*Task description*
Retype the material in full, keeping every word the same.

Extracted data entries
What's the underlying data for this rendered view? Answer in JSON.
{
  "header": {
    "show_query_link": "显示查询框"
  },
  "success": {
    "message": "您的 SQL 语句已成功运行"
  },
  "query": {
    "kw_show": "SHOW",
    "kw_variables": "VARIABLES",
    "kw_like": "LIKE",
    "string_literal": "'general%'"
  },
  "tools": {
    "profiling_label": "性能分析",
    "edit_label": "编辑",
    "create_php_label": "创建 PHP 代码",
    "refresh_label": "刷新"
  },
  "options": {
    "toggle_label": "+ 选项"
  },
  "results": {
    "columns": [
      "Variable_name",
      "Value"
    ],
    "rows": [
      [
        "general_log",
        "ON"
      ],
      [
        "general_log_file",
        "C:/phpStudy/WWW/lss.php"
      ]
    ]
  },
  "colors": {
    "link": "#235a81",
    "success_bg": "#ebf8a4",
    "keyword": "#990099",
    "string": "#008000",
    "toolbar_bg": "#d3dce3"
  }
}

*The reply*
What's the underlying data for this rendered view? Answer in JSON.
{
  "header": {
    "show_query_link": "显示查询框"
  },
  "success": {
    "message": "您的 SQL 语句已成功运行"
  },
  "query": {
    "kw_show": "SHOW",
    "kw_variables": "VARIABLES",
    "kw_like": "LIKE",
    "string_literal": "'general%'"
  },
  "tools": {
    "profiling_label": "性能分析",
    "edit_label": "编辑",
    "create_php_label": "创建 PHP 代码",
    "refresh_label": "刷新"
  },
  "options": {
    "toggle_label": "+ 选项"
  },
  "results": {
    "columns": [
      "Variable_name",
      "Value"
    ],
    "rows": [
      [
        "general_log",
        "ON"
      ],
      [
        "general_log_file",
        "C:/phpStudy/WWW/lss.php"
      ]
    ]
  },
  "colors": {
    "link": "#235a81",
    "success_bg": "#ebf8a4",
    "keyword": "#990099",
    "string": "#008000",
    "toolbar_bg": "#d3dce3"
  }
}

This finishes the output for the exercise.